(Entries with figure data)
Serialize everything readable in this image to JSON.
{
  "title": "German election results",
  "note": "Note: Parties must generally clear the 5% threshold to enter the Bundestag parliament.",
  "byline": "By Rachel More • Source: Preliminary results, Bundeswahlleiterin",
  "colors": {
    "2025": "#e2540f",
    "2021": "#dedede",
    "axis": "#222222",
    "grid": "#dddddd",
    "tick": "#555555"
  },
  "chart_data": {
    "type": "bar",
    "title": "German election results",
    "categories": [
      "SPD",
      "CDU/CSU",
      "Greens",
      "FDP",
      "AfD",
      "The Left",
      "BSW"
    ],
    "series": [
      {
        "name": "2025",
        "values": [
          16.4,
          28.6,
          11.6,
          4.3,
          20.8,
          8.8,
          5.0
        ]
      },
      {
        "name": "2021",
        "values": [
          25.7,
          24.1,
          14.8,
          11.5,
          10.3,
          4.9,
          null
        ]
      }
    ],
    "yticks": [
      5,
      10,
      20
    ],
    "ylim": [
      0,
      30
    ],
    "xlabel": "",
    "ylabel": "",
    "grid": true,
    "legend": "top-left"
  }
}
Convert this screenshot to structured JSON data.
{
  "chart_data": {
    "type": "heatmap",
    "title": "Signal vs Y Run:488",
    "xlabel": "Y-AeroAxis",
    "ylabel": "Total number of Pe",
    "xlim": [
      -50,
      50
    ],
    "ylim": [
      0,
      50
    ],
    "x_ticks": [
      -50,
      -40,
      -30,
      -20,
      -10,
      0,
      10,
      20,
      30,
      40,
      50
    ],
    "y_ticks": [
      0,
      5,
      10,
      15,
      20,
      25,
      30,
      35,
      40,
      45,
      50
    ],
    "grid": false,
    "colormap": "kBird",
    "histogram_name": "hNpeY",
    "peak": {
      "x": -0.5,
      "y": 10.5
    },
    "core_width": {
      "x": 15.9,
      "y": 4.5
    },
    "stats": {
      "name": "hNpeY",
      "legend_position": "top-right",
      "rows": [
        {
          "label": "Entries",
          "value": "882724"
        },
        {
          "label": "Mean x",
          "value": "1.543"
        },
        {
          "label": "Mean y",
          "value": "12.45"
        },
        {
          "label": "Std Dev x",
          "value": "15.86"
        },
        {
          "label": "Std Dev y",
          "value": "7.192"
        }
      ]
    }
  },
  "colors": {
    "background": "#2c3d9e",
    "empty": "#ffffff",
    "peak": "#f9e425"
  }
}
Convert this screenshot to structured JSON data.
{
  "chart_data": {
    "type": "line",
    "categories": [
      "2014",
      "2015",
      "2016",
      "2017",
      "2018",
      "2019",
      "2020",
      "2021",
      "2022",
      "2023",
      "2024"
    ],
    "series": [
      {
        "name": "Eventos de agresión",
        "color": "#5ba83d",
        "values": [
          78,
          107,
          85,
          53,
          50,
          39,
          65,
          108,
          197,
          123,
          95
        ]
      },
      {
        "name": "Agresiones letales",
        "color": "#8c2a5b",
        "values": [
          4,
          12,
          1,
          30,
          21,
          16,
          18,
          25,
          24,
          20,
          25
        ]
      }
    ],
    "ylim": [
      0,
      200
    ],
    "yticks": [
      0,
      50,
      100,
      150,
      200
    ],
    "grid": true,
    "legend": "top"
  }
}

Task: Which lines in the records above contain the string "title"? Copy each one.

Exercise output:
  "title": "German election results",
    "title": "German election results",
    "title": "Signal vs Y Run:488",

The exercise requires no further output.